Directions for this task: Print all the data, keeping every line exactly as it is.
** start Supplied records **
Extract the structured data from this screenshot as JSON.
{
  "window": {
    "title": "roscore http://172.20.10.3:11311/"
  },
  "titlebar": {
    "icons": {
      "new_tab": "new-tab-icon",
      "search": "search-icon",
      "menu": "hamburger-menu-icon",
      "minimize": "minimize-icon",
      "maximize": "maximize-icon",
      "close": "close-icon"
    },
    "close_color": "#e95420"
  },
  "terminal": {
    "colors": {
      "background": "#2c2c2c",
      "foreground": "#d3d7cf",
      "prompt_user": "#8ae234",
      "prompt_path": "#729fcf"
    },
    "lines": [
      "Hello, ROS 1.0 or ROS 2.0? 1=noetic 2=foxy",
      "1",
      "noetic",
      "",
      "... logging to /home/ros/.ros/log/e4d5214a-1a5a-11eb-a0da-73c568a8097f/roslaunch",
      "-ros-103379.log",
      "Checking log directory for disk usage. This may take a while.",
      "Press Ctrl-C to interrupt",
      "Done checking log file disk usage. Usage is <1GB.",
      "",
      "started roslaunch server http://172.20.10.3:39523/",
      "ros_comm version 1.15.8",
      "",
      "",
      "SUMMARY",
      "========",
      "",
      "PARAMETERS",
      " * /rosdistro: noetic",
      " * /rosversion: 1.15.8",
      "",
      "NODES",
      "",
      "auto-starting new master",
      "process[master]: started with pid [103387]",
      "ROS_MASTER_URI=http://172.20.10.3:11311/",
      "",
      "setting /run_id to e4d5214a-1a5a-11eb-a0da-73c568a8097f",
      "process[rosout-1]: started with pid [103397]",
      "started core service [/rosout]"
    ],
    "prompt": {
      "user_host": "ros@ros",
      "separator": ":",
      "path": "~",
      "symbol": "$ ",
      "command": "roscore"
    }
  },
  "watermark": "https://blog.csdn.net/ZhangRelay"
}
** end Supplied records **
Task result:
Extract the structured data from this screenshot as JSON.
{
  "window": {
    "title": "roscore http://172.20.10.3:11311/"
  },
  "titlebar": {
    "icons": {
      "new_tab": "new-tab-icon",
      "search": "search-icon",
      "menu": "hamburger-menu-icon",
      "minimize": "minimize-icon",
      "maximize": "maximize-icon",
      "close": "close-icon"
    },
    "close_color": "#e95420"
  },
  "terminal": {
    "colors": {
      "background": "#2c2c2c",
      "foreground": "#d3d7cf",
      "prompt_user": "#8ae234",
      "prompt_path": "#729fcf"
    },
    "lines": [
      "Hello, ROS 1.0 or ROS 2.0? 1=noetic 2=foxy",
      "1",
      "noetic",
      "",
      "... logging to /home/ros/.ros/log/e4d5214a-1a5a-11eb-a0da-73c568a8097f/roslaunch",
      "-ros-103379.log",
      "Checking log directory for disk usage. This may take a while.",
      "Press Ctrl-C to interrupt",
      "Done checking log file disk usage. Usage is <1GB.",
      "",
      "started roslaunch server http://172.20.10.3:39523/",
      "ros_comm version 1.15.8",
      "",
      "",
      "SUMMARY",
      "========",
      "",
      "PARAMETERS",
      " * /rosdistro: noetic",
      " * /rosversion: 1.15.8",
      "",
      "NODES",
      "",
      "auto-starting new master",
      "process[master]: started with pid [103387]",
      "ROS_MASTER_URI=http://172.20.10.3:11311/",
      "",
      "setting /run_id to e4d5214a-1a5a-11eb-a0da-73c568a8097f",
      "process[rosout-1]: started with pid [103397]",
      "started core service [/rosout]"
    ],
    "prompt": {
      "user_host": "ros@ros",
      "separator": ":",
      "path": "~",
      "symbol": "$ ",
      "command": "roscore"
    }
  },
  "watermark": "https://blog.csdn.net/ZhangRelay"
}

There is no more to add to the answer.